WHAT THE TASK ASKS:
Drop the pictures, then extract the listing word for word.

[Start SUPPLIED ENTRIES]

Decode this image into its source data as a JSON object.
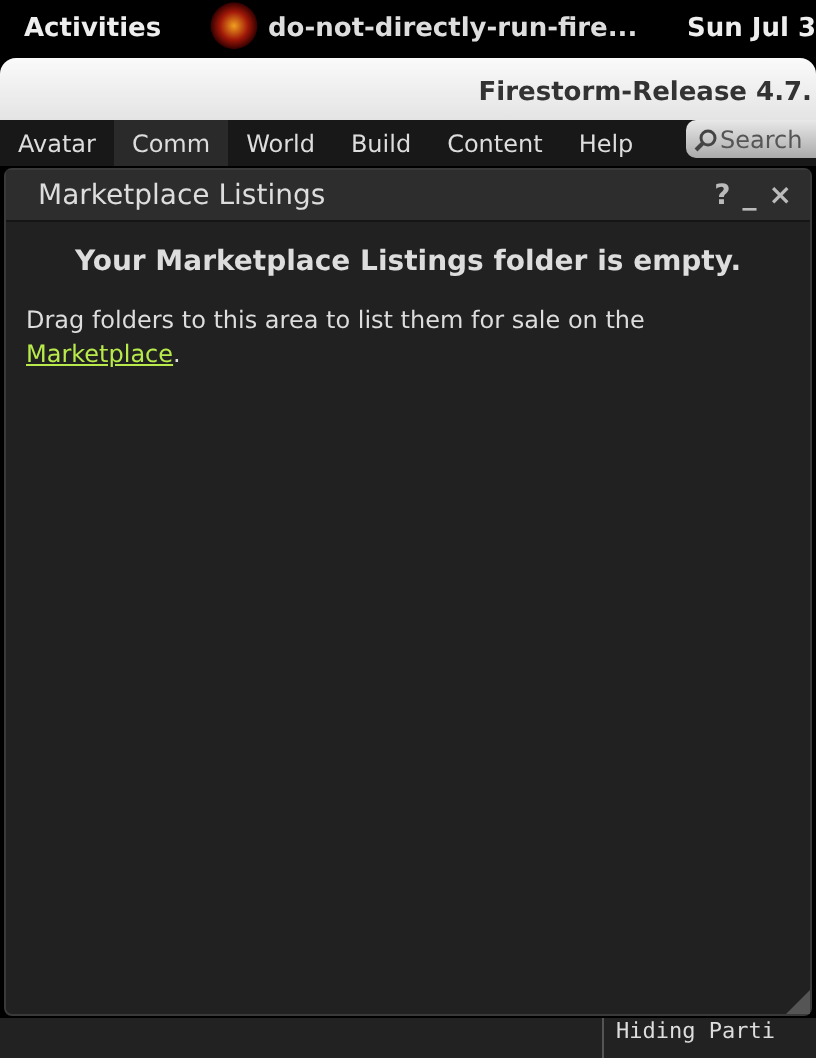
{
  "top_bar": {
    "activities": "Activities",
    "app_name": "do-not-directly-run-fire...",
    "clock": "Sun Jul 3"
  },
  "window": {
    "title": "Firestorm-Release 4.7."
  },
  "menu": [
    {
      "label": "Avatar",
      "selected": false
    },
    {
      "label": "Comm",
      "selected": true
    },
    {
      "label": "World",
      "selected": false
    },
    {
      "label": "Build",
      "selected": false
    },
    {
      "label": "Content",
      "selected": false
    },
    {
      "label": "Help",
      "selected": false
    }
  ],
  "search": {
    "placeholder": "Search"
  },
  "floater": {
    "title": "Marketplace Listings",
    "buttons": [
      "?",
      "_",
      "×"
    ],
    "heading": "Your Marketplace Listings folder is empty.",
    "message": "Drag folders to this area to list them for sale on the ",
    "link": "Marketplace",
    "after_link": "."
  },
  "status_bar": {
    "text": "Hiding Parti"
  }
}
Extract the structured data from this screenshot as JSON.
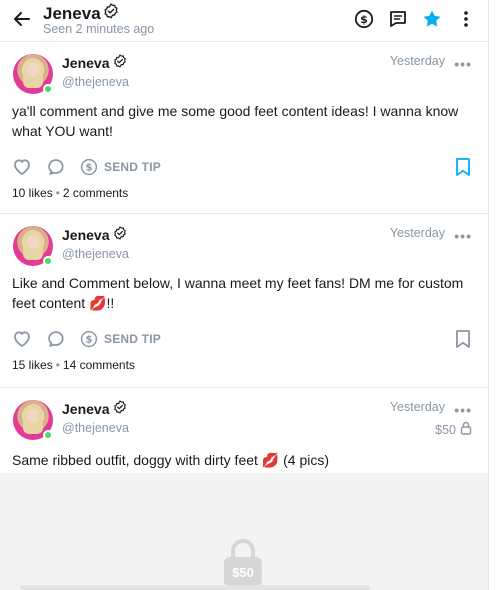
{
  "header": {
    "name": "Jeneva",
    "status": "Seen  2 minutes ago",
    "icons": [
      "back-arrow-icon",
      "verified-icon",
      "dollar-icon",
      "chat-note-icon",
      "star-icon",
      "more-vertical-icon"
    ],
    "accent": "#00aff0"
  },
  "posts": [
    {
      "name": "Jeneva",
      "handle": "@thejeneva",
      "time": "Yesterday",
      "text": "ya'll comment and give me some good feet content ideas! I wanna know what YOU want!",
      "tip_label": "SEND TIP",
      "likes": "10 likes",
      "comments": "2 comments"
    },
    {
      "name": "Jeneva",
      "handle": "@thejeneva",
      "time": "Yesterday",
      "text": "Like and Comment below, I wanna meet my feet fans! DM me for custom feet content 💋!!",
      "tip_label": "SEND TIP",
      "likes": "15 likes",
      "comments": "14 comments"
    },
    {
      "name": "Jeneva",
      "handle": "@thejeneva",
      "time": "Yesterday",
      "price": "$50",
      "text": "Same ribbed outfit, doggy with dirty feet 💋 (4 pics)"
    }
  ],
  "locked": {
    "price": "$50"
  },
  "colors": {
    "muted": "#8a96a3",
    "online": "#4cd964",
    "avatar_bg": "#e33a96",
    "bookmark": "#00aff0"
  }
}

[End SUPPLIED ENTRIES]

RESPONSE:
Decode this image into its source data as a JSON object.
{
  "top_bar": {
    "activities": "Activities",
    "app_name": "do-not-directly-run-fire...",
    "clock": "Sun Jul 3"
  },
  "window": {
    "title": "Firestorm-Release 4.7."
  },
  "menu": [
    {
      "label": "Avatar",
      "selected": false
    },
    {
      "label": "Comm",
      "selected": true
    },
    {
      "label": "World",
      "selected": false
    },
    {
      "label": "Build",
      "selected": false
    },
    {
      "label": "Content",
      "selected": false
    },
    {
      "label": "Help",
      "selected": false
    }
  ],
  "search": {
    "placeholder": "Search"
  },
  "floater": {
    "title": "Marketplace Listings",
    "buttons": [
      "?",
      "_",
      "×"
    ],
    "heading": "Your Marketplace Listings folder is empty.",
    "message": "Drag folders to this area to list them for sale on the ",
    "link": "Marketplace",
    "after_link": "."
  },
  "status_bar": {
    "text": "Hiding Parti"
  }
}
Extract the structured data from this screenshot as JSON.
{
  "header": {
    "name": "Jeneva",
    "status": "Seen  2 minutes ago",
    "icons": [
      "back-arrow-icon",
      "verified-icon",
      "dollar-icon",
      "chat-note-icon",
      "star-icon",
      "more-vertical-icon"
    ],
    "accent": "#00aff0"
  },
  "posts": [
    {
      "name": "Jeneva",
      "handle": "@thejeneva",
      "time": "Yesterday",
      "text": "ya'll comment and give me some good feet content ideas! I wanna know what YOU want!",
      "tip_label": "SEND TIP",
      "likes": "10 likes",
      "comments": "2 comments"
    },
    {
      "name": "Jeneva",
      "handle": "@thejeneva",
      "time": "Yesterday",
      "text": "Like and Comment below, I wanna meet my feet fans! DM me for custom feet content 💋!!",
      "tip_label": "SEND TIP",
      "likes": "15 likes",
      "comments": "14 comments"
    },
    {
      "name": "Jeneva",
      "handle": "@thejeneva",
      "time": "Yesterday",
      "price": "$50",
      "text": "Same ribbed outfit, doggy with dirty feet 💋 (4 pics)"
    }
  ],
  "locked": {
    "price": "$50"
  },
  "colors": {
    "muted": "#8a96a3",
    "online": "#4cd964",
    "avatar_bg": "#e33a96",
    "bookmark": "#00aff0"
  }
}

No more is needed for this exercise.